**Listed records**
----

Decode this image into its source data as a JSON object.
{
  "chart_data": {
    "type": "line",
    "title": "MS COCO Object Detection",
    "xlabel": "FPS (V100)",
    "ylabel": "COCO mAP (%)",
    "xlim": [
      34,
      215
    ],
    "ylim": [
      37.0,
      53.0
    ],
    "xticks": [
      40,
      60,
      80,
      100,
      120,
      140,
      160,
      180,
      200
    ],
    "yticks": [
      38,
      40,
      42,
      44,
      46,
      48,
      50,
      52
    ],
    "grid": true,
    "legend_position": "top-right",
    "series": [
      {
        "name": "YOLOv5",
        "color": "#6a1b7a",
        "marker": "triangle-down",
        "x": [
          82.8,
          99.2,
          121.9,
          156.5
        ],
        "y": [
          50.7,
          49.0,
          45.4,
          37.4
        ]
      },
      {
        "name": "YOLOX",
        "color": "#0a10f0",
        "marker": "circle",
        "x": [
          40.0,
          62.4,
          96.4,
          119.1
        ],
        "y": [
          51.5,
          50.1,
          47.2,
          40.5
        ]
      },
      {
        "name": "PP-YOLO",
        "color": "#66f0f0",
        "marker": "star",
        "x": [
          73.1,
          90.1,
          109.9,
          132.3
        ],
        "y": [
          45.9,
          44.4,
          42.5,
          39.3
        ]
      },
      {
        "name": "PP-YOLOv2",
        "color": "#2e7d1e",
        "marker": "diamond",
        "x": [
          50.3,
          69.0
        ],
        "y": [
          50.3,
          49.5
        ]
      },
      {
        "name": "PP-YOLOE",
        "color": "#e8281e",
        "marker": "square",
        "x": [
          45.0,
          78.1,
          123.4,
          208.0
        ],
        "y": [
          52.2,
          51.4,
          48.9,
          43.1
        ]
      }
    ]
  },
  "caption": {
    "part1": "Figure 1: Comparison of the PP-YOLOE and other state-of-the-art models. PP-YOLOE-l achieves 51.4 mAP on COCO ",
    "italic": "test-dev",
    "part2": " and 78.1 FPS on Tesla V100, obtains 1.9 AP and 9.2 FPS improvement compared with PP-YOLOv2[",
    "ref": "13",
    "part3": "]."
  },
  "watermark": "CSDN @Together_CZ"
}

----

**What the task requires**
Return the full listing, character for character.

**The completed task**
Decode this image into its source data as a JSON object.
{
  "chart_data": {
    "type": "line",
    "title": "MS COCO Object Detection",
    "xlabel": "FPS (V100)",
    "ylabel": "COCO mAP (%)",
    "xlim": [
      34,
      215
    ],
    "ylim": [
      37.0,
      53.0
    ],
    "xticks": [
      40,
      60,
      80,
      100,
      120,
      140,
      160,
      180,
      200
    ],
    "yticks": [
      38,
      40,
      42,
      44,
      46,
      48,
      50,
      52
    ],
    "grid": true,
    "legend_position": "top-right",
    "series": [
      {
        "name": "YOLOv5",
        "color": "#6a1b7a",
        "marker": "triangle-down",
        "x": [
          82.8,
          99.2,
          121.9,
          156.5
        ],
        "y": [
          50.7,
          49.0,
          45.4,
          37.4
        ]
      },
      {
        "name": "YOLOX",
        "color": "#0a10f0",
        "marker": "circle",
        "x": [
          40.0,
          62.4,
          96.4,
          119.1
        ],
        "y": [
          51.5,
          50.1,
          47.2,
          40.5
        ]
      },
      {
        "name": "PP-YOLO",
        "color": "#66f0f0",
        "marker": "star",
        "x": [
          73.1,
          90.1,
          109.9,
          132.3
        ],
        "y": [
          45.9,
          44.4,
          42.5,
          39.3
        ]
      },
      {
        "name": "PP-YOLOv2",
        "color": "#2e7d1e",
        "marker": "diamond",
        "x": [
          50.3,
          69.0
        ],
        "y": [
          50.3,
          49.5
        ]
      },
      {
        "name": "PP-YOLOE",
        "color": "#e8281e",
        "marker": "square",
        "x": [
          45.0,
          78.1,
          123.4,
          208.0
        ],
        "y": [
          52.2,
          51.4,
          48.9,
          43.1
        ]
      }
    ]
  },
  "caption": {
    "part1": "Figure 1: Comparison of the PP-YOLOE and other state-of-the-art models. PP-YOLOE-l achieves 51.4 mAP on COCO ",
    "italic": "test-dev",
    "part2": " and 78.1 FPS on Tesla V100, obtains 1.9 AP and 9.2 FPS improvement compared with PP-YOLOv2[",
    "ref": "13",
    "part3": "]."
  },
  "watermark": "CSDN @Together_CZ"
}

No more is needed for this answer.